* [Task details]: Reproduce all entries word for word.

* [Provided information]:
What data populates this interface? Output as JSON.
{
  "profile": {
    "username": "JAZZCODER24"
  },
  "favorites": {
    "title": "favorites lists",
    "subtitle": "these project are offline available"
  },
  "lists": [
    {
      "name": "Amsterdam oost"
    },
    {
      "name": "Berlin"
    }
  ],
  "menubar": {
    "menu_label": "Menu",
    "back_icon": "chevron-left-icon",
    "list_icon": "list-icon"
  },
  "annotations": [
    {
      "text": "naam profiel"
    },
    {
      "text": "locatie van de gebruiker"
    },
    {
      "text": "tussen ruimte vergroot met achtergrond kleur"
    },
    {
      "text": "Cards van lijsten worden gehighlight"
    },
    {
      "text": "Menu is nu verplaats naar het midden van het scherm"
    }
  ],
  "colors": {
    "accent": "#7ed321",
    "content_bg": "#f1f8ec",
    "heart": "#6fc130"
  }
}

* [Reply to the exercise]:
What data populates this interface? Output as JSON.
{
  "profile": {
    "username": "JAZZCODER24"
  },
  "favorites": {
    "title": "favorites lists",
    "subtitle": "these project are offline available"
  },
  "lists": [
    {
      "name": "Amsterdam oost"
    },
    {
      "name": "Berlin"
    }
  ],
  "menubar": {
    "menu_label": "Menu",
    "back_icon": "chevron-left-icon",
    "list_icon": "list-icon"
  },
  "annotations": [
    {
      "text": "naam profiel"
    },
    {
      "text": "locatie van de gebruiker"
    },
    {
      "text": "tussen ruimte vergroot met achtergrond kleur"
    },
    {
      "text": "Cards van lijsten worden gehighlight"
    },
    {
      "text": "Menu is nu verplaats naar het midden van het scherm"
    }
  ],
  "colors": {
    "accent": "#7ed321",
    "content_bg": "#f1f8ec",
    "heart": "#6fc130"
  }
}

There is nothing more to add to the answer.